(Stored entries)

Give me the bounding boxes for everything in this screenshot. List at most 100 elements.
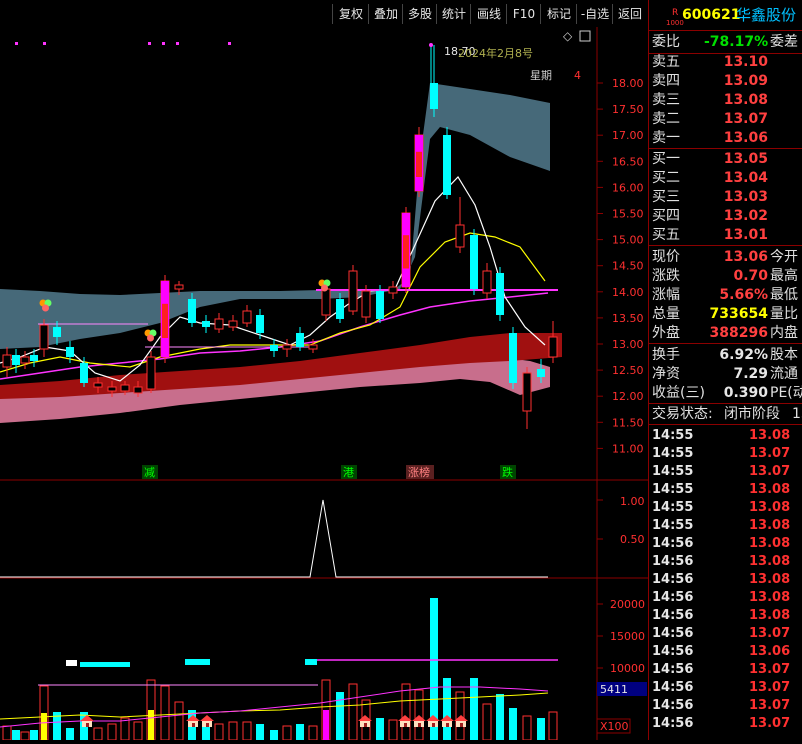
tick-price: 13.08 [749,482,791,497]
price-tick-label: 17.50 [612,103,644,116]
bid-row[interactable]: 买五 13.01 [652,226,768,244]
quote-row-1: 现价 13.06 今开 [652,248,798,266]
jingzi-label: 净资 [652,366,680,382]
price-tick-label: 12.50 [612,364,644,377]
volume-bar [93,727,103,741]
sep [649,424,802,425]
volume-current: 5411 [600,683,628,696]
volume-tick-label: 10000 [610,662,645,675]
volume-bar [133,721,143,741]
back-button[interactable]: 返回 [612,4,647,24]
ask-row[interactable]: 卖四 13.09 [652,72,768,90]
ask-label: 卖三 [652,92,680,108]
candle-body [2,354,12,368]
candle-body [80,363,88,383]
quote-panel: R 1000 600621 华鑫股份 委比 -78.17% 委差 卖五 13.10… [648,0,802,740]
tick-row: 14:56 13.06 [652,643,790,661]
price-tick-label: 17.00 [612,129,644,142]
volume-bar [348,683,358,741]
tick-time: 14:56 [652,554,694,569]
tick-price: 13.07 [749,716,791,731]
tick-time: 14:55 [652,464,694,479]
candle-body [496,273,504,315]
bid-row[interactable]: 买三 13.03 [652,188,768,206]
volume-bar [537,718,545,740]
quote-row-7: 净资 7.29 流通 [652,365,798,383]
candle-body [455,224,465,248]
ask-price: 13.06 [723,130,768,146]
ask-row[interactable]: 卖五 13.10 [652,53,768,71]
candle-body [120,384,130,392]
tick-row: 14:55 13.08 [652,481,790,499]
mark-button[interactable]: 标记 [540,4,577,24]
weekday-value: 4 [574,69,581,82]
tick-row: 14:56 13.07 [652,625,790,643]
candle-body [214,318,224,330]
volume-bar [482,703,492,741]
ask-row[interactable]: 卖三 13.08 [652,91,768,109]
draw-line-button[interactable]: 画线 [470,4,507,24]
price-tick-label: 15.50 [612,208,644,221]
upper-band [0,83,550,349]
volume-bar [256,724,264,740]
status-row: 交易状态: 闭市阶段 15 [652,405,802,423]
tick-row: 14:56 13.08 [652,589,790,607]
tick-time: 14:56 [652,536,694,551]
f10-button[interactable]: F10 [506,4,541,24]
ask-price: 13.09 [723,73,768,89]
candle-body [361,290,371,318]
tick-price: 13.08 [749,536,791,551]
date-label: 2024年2月8号 [458,46,533,60]
tick-time: 14:56 [652,716,694,731]
statistics-button[interactable]: 统计 [436,4,471,24]
volume-bar [174,701,184,741]
watchlist-button[interactable]: -自选 [576,4,613,24]
stock-name: 华鑫股份 [736,6,797,24]
pe-label: PE(动 [770,385,802,401]
tick-row: 14:55 13.07 [652,445,790,463]
candle-body [242,310,252,324]
tick-row: 14:55 13.08 [652,427,790,445]
weibi-label: 委比 [652,34,680,50]
price-tick-label: 13.50 [612,312,644,325]
candle-body [509,333,517,383]
bid-row[interactable]: 买一 13.05 [652,150,768,168]
multi-stock-button[interactable]: 多股 [402,4,437,24]
ask-row[interactable]: 卖一 13.06 [652,129,768,147]
candle-body [228,320,238,328]
candle-body [296,333,304,347]
window-box-icon[interactable] [579,30,591,42]
price-tick-label: 11.50 [612,416,644,429]
zuidi-label: 最低 [770,287,798,303]
candle-body [53,327,61,337]
price-tick-label: 11.00 [612,442,644,455]
tick-time: 14:56 [652,662,694,677]
quote-row-6: 换手 6.92% 股本 [652,346,798,364]
ball-marker-2 [144,329,157,342]
zuigao-label: 最高 [770,268,798,284]
overlay-button[interactable]: 叠加 [368,4,403,24]
signal-gang: 港 [343,466,354,479]
kline-chart[interactable]: ◇ 18.70 2024年2月8号 星期 4 18.00 17.50 17.00… [0,27,648,741]
candle-body [376,291,384,319]
bid-row[interactable]: 买二 13.04 [652,169,768,187]
volume-bar-highlight [323,710,329,740]
vol-flag-cyan-3 [305,659,317,665]
status-extra: 15 [792,406,802,422]
ask-row[interactable]: 卖二 13.07 [652,110,768,128]
bid-label: 买四 [652,208,680,224]
volume-bar [522,715,532,741]
tick-row: 14:56 13.08 [652,553,790,571]
quote-row-4: 总量 733654 量比 [652,305,798,323]
fuquan-button[interactable]: 复权 [332,4,369,24]
price-tick-label: 18.00 [612,77,644,90]
stock-code: 600621 [682,7,741,23]
bid-label: 买一 [652,151,680,167]
bid-row[interactable]: 买四 13.02 [652,207,768,225]
diamond-icon[interactable]: ◇ [563,29,573,43]
liangbi-label: 量比 [770,306,798,322]
quote-row-5: 外盘 388296 内盘 [652,324,798,342]
tick-row: 14:56 13.07 [652,715,790,733]
price-tick-label: 16.00 [612,181,644,194]
bid-price: 13.04 [723,170,768,186]
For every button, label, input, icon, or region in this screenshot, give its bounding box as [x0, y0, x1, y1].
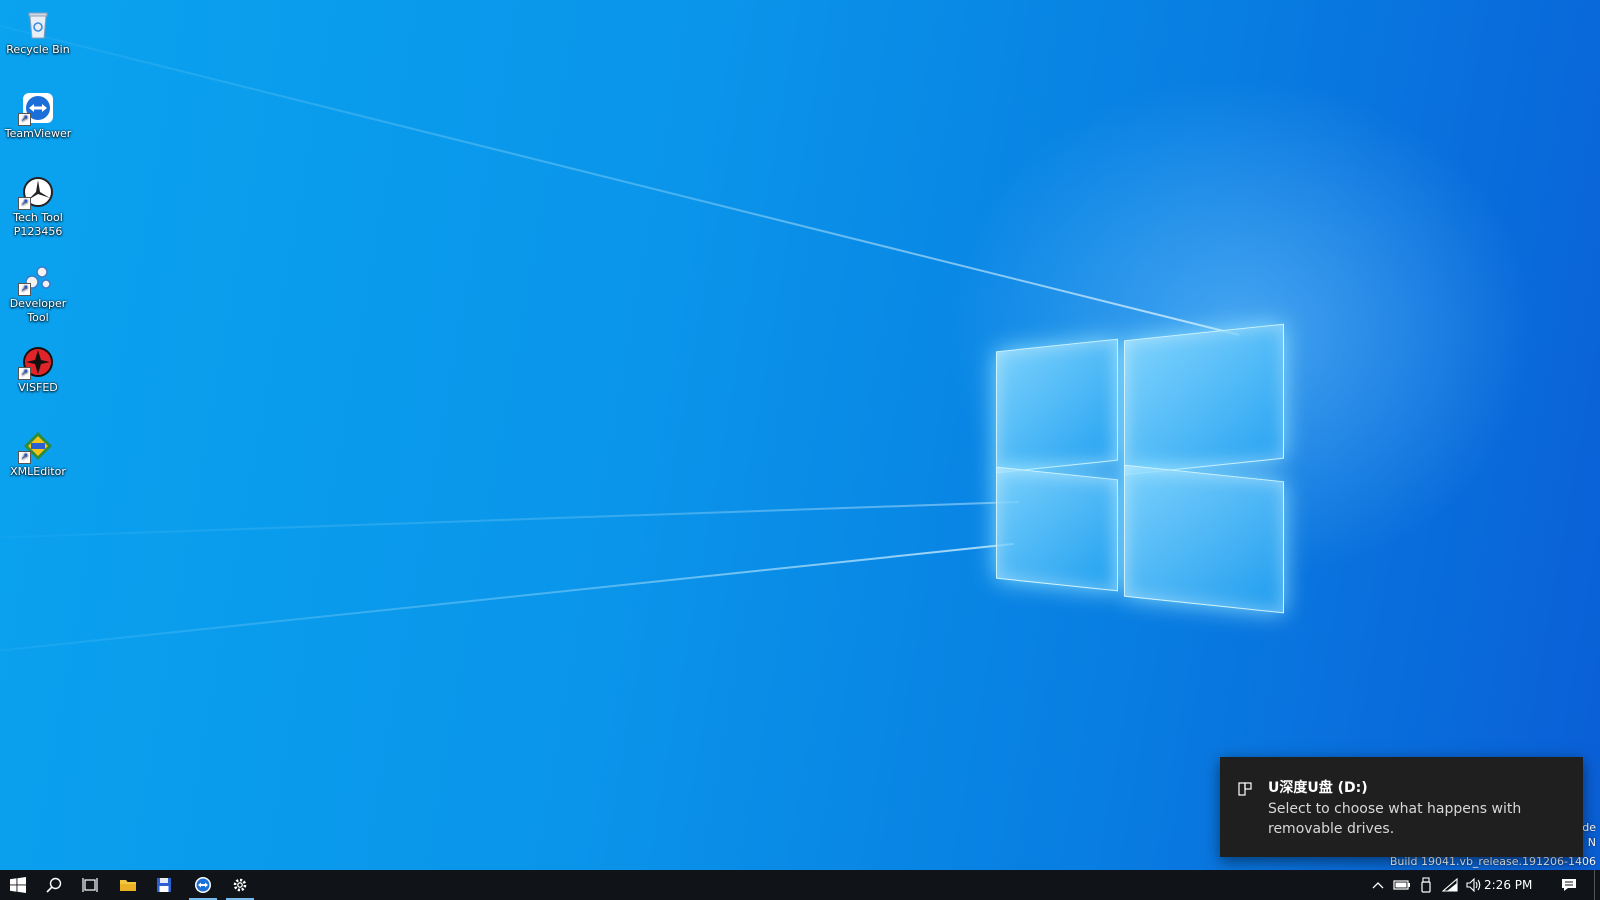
volume-tray-button[interactable]: [1462, 870, 1486, 900]
desktop-wallpaper: [0, 0, 1600, 870]
tech-tool-icon: ↗: [18, 176, 54, 210]
taskbar-clock[interactable]: 2:26 PM: [1484, 870, 1532, 900]
xml-editor-icon: ↗: [18, 430, 54, 464]
wifi-icon: [1442, 878, 1458, 892]
light-beam: [0, 542, 1014, 662]
visfed-icon: ↗: [18, 346, 54, 380]
logo-pane: [1124, 323, 1284, 476]
battery-tray-button[interactable]: [1390, 870, 1414, 900]
action-center-button[interactable]: [1554, 870, 1584, 900]
task-view-icon: [82, 878, 98, 892]
show-hidden-icons-button[interactable]: [1366, 870, 1390, 900]
start-icon: [10, 877, 26, 893]
desktop-icon-xml-editor[interactable]: ↗ XMLEditor: [2, 424, 74, 479]
logo-pane: [996, 338, 1118, 474]
shortcut-arrow-icon: ↗: [18, 367, 31, 380]
watermark-line: de: [1582, 821, 1596, 834]
logo-pane: [1124, 464, 1284, 614]
search-icon: [46, 877, 62, 893]
show-desktop-button[interactable]: [1594, 870, 1600, 900]
logo-pane: [996, 466, 1118, 592]
teamviewer-icon: ↗: [18, 92, 54, 126]
desktop-icon-teamviewer[interactable]: ↗ TeamViewer: [2, 86, 74, 141]
shortcut-arrow-icon: ↗: [18, 197, 31, 210]
desktop-icon-label: Developer Tool: [9, 297, 67, 324]
usb-tray-button[interactable]: [1414, 870, 1438, 900]
task-view-button[interactable]: [72, 870, 108, 900]
notification-body: Select to choose what happens with remov…: [1268, 801, 1522, 837]
file-explorer-icon: [120, 880, 136, 891]
notification-title: U深度U盘 (D:): [1268, 780, 1368, 796]
desktop-icon-label: Tech Tool P123456: [13, 211, 63, 238]
desktop-icon-developer-tool[interactable]: ↗ Developer Tool: [2, 256, 74, 325]
start-button[interactable]: [0, 870, 36, 900]
shortcut-arrow-icon: ↗: [18, 451, 31, 464]
light-beam: [0, 500, 1020, 542]
developer-tool-icon: ↗: [18, 262, 54, 296]
shortcut-arrow-icon: ↗: [18, 113, 31, 126]
battery-icon: [1393, 880, 1410, 890]
chevron-up-icon: [1372, 882, 1384, 889]
recycle-bin-icon: [22, 8, 54, 40]
teamviewer-taskbar-button[interactable]: [185, 870, 221, 900]
teamviewer-icon: [195, 877, 211, 893]
search-button[interactable]: [36, 870, 72, 900]
shortcut-arrow-icon: ↗: [18, 283, 31, 296]
light-beam: [0, 0, 1240, 336]
notification-center-icon: [1562, 879, 1576, 891]
save-app-icon: [157, 878, 171, 892]
taskbar: 2:26 PM: [0, 870, 1600, 900]
file-explorer-button[interactable]: [110, 870, 146, 900]
volume-icon: [1466, 878, 1481, 892]
desktop-icon-tech-tool[interactable]: ↗ Tech Tool P123456: [2, 170, 74, 239]
usb-icon: [1421, 877, 1431, 893]
desktop-icon-label: Recycle Bin: [6, 43, 70, 56]
desktop-icon-label: TeamViewer: [4, 127, 72, 140]
removable-drive-notification[interactable]: U深度U盘 (D:) Select to choose what happens…: [1220, 757, 1583, 857]
settings-taskbar-button[interactable]: [222, 870, 258, 900]
desktop-icon-recycle-bin[interactable]: Recycle Bin: [2, 2, 74, 57]
watermark-line: N: [1587, 836, 1596, 849]
desktop-icon-label: XMLEditor: [10, 465, 66, 478]
desktop-icon-label: VISFED: [18, 381, 58, 394]
settings-gear-icon: [233, 878, 247, 892]
desktop-icon-visfed[interactable]: ↗ VISFED: [2, 340, 74, 395]
usb-drive-icon: [1238, 781, 1252, 796]
save-app-button[interactable]: [146, 870, 182, 900]
network-tray-button[interactable]: [1438, 870, 1462, 900]
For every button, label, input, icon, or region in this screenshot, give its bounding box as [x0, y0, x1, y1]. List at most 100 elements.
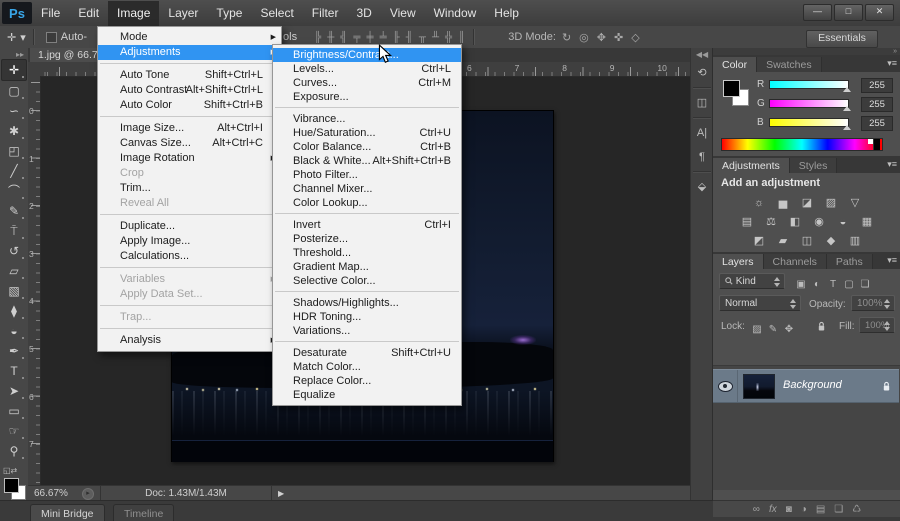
delete-layer-icon[interactable]: ♺ [852, 504, 861, 515]
menubar-item-layer[interactable]: Layer [159, 1, 207, 26]
slider-track[interactable] [769, 99, 849, 108]
menubar-item-view[interactable]: View [381, 1, 425, 26]
menu-item-adjustments[interactable]: Adjustments▶ [98, 45, 281, 60]
menu-item-trim[interactable]: Trim... [98, 181, 281, 196]
path-selection-tool[interactable]: ➤ [2, 381, 26, 401]
slider-thumb-icon[interactable] [843, 106, 851, 111]
align-button-0[interactable]: ╠ [314, 32, 321, 43]
menubar-item-edit[interactable]: Edit [69, 1, 108, 26]
submenu-item-channel-mixer[interactable]: Channel Mixer... [273, 182, 461, 196]
blur-tool[interactable]: ⧫ [2, 301, 26, 321]
menu-item-analysis[interactable]: Analysis▶ [98, 333, 281, 348]
crop-tool[interactable]: ◰ [2, 141, 26, 161]
layer-name[interactable]: Background [783, 379, 842, 391]
character-panel-icon[interactable]: A| [691, 121, 713, 145]
link-layers-icon[interactable]: ∞ [753, 504, 760, 515]
channel-value[interactable]: 255 [861, 97, 893, 112]
submenu-item-brightness-contrast[interactable]: Brightness/Contrast... [273, 48, 461, 62]
foreground-color-swatch[interactable] [4, 478, 19, 493]
align-button-11[interactable]: ║ [458, 32, 465, 43]
menu-item-apply-image[interactable]: Apply Image... [98, 234, 281, 249]
submenu-item-shadows-highlights[interactable]: Shadows/Highlights... [273, 296, 461, 310]
layer-visibility-cell[interactable] [713, 370, 738, 402]
slider-thumb-icon[interactable] [843, 87, 851, 92]
menu-item-image-size[interactable]: Image Size... Alt+Ctrl+I [98, 121, 281, 136]
channel-value[interactable]: 255 [861, 78, 893, 93]
status-icon[interactable]: ▸ [82, 487, 94, 500]
lock-position-icon[interactable]: ✥ [781, 324, 797, 335]
pixel-layer-filter-icon[interactable]: ▣ [793, 279, 809, 290]
opacity-dropdown[interactable]: 100% [851, 295, 895, 311]
slider-track[interactable] [769, 118, 849, 127]
adjustment-layer-filter-icon[interactable]: ◐ [809, 279, 825, 290]
submenu-item-levels[interactable]: Levels... Ctrl+L [273, 62, 461, 76]
pen-tool[interactable]: ✒ [2, 341, 26, 361]
background-layer-row[interactable]: Background [713, 369, 899, 403]
layer-group-icon[interactable]: ▤ [816, 504, 825, 515]
zoom-tool[interactable]: ⚲ [2, 441, 26, 461]
eyedropper-tool[interactable]: ╱ [2, 161, 26, 181]
align-button-10[interactable]: ╬ [445, 32, 452, 43]
shape-layer-filter-icon[interactable]: ▢ [841, 279, 857, 290]
hand-tool[interactable]: ☞ [2, 421, 26, 441]
tab-layers[interactable]: Layers [713, 254, 764, 270]
tool-preset-caret-icon[interactable]: ▾ [20, 31, 26, 44]
lock-transparency-icon[interactable]: ▨ [749, 324, 765, 335]
lasso-tool[interactable]: ∽ [2, 101, 26, 121]
dodge-tool[interactable]: ◒ [2, 321, 26, 341]
history-brush-tool[interactable]: ↺ [2, 241, 26, 261]
quick-selection-tool[interactable]: ✱ [2, 121, 26, 141]
exposure-icon[interactable]: ▨ [821, 196, 841, 211]
submenu-item-gradient-map[interactable]: Gradient Map... [273, 260, 461, 274]
align-button-2[interactable]: ╣ [340, 32, 347, 43]
submenu-item-variations[interactable]: Variations... [273, 324, 461, 338]
mini-bridge-tab[interactable]: Mini Bridge [30, 504, 105, 521]
menu-item-auto-color[interactable]: Auto Color Shift+Ctrl+B [98, 98, 281, 113]
tab-paths[interactable]: Paths [826, 254, 873, 270]
gradient-map-icon[interactable]: ◆ [821, 234, 841, 249]
threshold-icon[interactable]: ◫ [797, 234, 817, 249]
3d-mode-button-0[interactable]: ↻ [562, 31, 571, 44]
menubar-item-image[interactable]: Image [108, 0, 160, 26]
align-button-7[interactable]: ╢ [406, 32, 413, 43]
submenu-item-match-color[interactable]: Match Color... [273, 360, 461, 374]
submenu-item-selective-color[interactable]: Selective Color... [273, 274, 461, 288]
align-button-9[interactable]: ╨ [432, 32, 439, 43]
color-balance-icon[interactable]: ⚖ [761, 215, 781, 230]
workspace-switcher-button[interactable]: Essentials [806, 30, 878, 48]
tab-adjustments[interactable]: Adjustments [713, 158, 790, 174]
menubar-item-help[interactable]: Help [485, 1, 528, 26]
layer-filter-dropdown[interactable]: Kind [719, 273, 785, 289]
maximize-button[interactable]: □ [834, 4, 863, 21]
fill-dropdown[interactable]: 100% [859, 317, 895, 333]
align-button-8[interactable]: ╥ [419, 32, 426, 43]
layers-panel-menu-icon[interactable]: ▾≡ [887, 255, 897, 266]
move-tool[interactable]: ✛ [1, 59, 27, 81]
menubar-item-window[interactable]: Window [425, 1, 486, 26]
curves-icon[interactable]: ◪ [797, 196, 817, 211]
align-button-1[interactable]: ╫ [327, 32, 334, 43]
menubar-item-select[interactable]: Select [251, 1, 302, 26]
menubar-item-file[interactable]: File [32, 1, 69, 26]
invert-icon[interactable]: ◩ [749, 234, 769, 249]
menubar-item-type[interactable]: Type [207, 1, 251, 26]
slider-track[interactable] [769, 80, 849, 89]
menu-item-image-rotation[interactable]: Image Rotation▶ [98, 151, 281, 166]
submenu-item-threshold[interactable]: Threshold... [273, 246, 461, 260]
submenu-item-desaturate[interactable]: Desaturate Shift+Ctrl+U [273, 346, 461, 360]
lock-pixels-icon[interactable]: ✎ [765, 324, 781, 335]
photo-filter-icon[interactable]: ◉ [809, 215, 829, 230]
timeline-tab[interactable]: Timeline [113, 504, 175, 521]
submenu-item-replace-color[interactable]: Replace Color... [273, 374, 461, 388]
vibrance-icon[interactable]: ▽ [845, 196, 865, 211]
3d-mode-button-1[interactable]: ◎ [579, 31, 589, 44]
gradient-tool[interactable]: ▧ [2, 281, 26, 301]
3d-panel-icon[interactable]: ⬙ [691, 175, 713, 199]
layer-mask-icon[interactable]: ◙ [786, 504, 792, 515]
selective-color-icon[interactable]: ▥ [845, 234, 865, 249]
lock-all-button[interactable] [817, 319, 826, 337]
align-button-6[interactable]: ╟ [393, 32, 400, 43]
slider-thumb-icon[interactable] [843, 125, 851, 130]
brush-tool[interactable]: ✎ [2, 201, 26, 221]
channel-value[interactable]: 255 [861, 116, 893, 131]
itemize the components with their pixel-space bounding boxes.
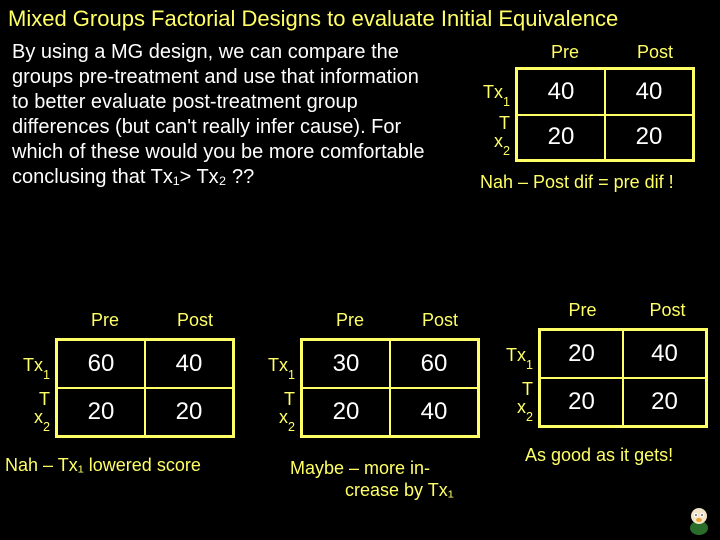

* **WHAT IS NEEDED**
Could you convert the lines from the line with "delete-layer-icon[interactable]: ♺ [852, 504, 861, 515]" up to and including the line with "menu-item-analysis[interactable]: Analysis▶ [98, 333, 281, 348]" into a JSON list of strings, one string per line, leaving out any blank lines?

* **SOLUTION BELOW**
[
  "delete-layer-icon[interactable]: ♺ [852, 504, 861, 515]",
  "menubar-item-layer[interactable]: Layer [159, 1, 207, 26]",
  "slider-track[interactable] [769, 99, 849, 108]",
  "menubar-item-view[interactable]: View [381, 1, 425, 26]",
  "menu-item-adjustments[interactable]: Adjustments▶ [98, 45, 281, 60]",
  "menu-item-trim[interactable]: Trim... [98, 181, 281, 196]",
  "path-selection-tool[interactable]: ➤ [2, 381, 26, 401]",
  "slider-thumb-icon[interactable] [843, 106, 851, 111]",
  "align-button-0[interactable]: ╠ [314, 32, 321, 43]",
  "menubar-item-edit[interactable]: Edit [69, 1, 108, 26]",
  "submenu-item-channel-mixer[interactable]: Channel Mixer... [273, 182, 461, 196]",
  "blur-tool[interactable]: ⧫ [2, 301, 26, 321]",
  "menu-item-analysis[interactable]: Analysis▶ [98, 333, 281, 348]"
]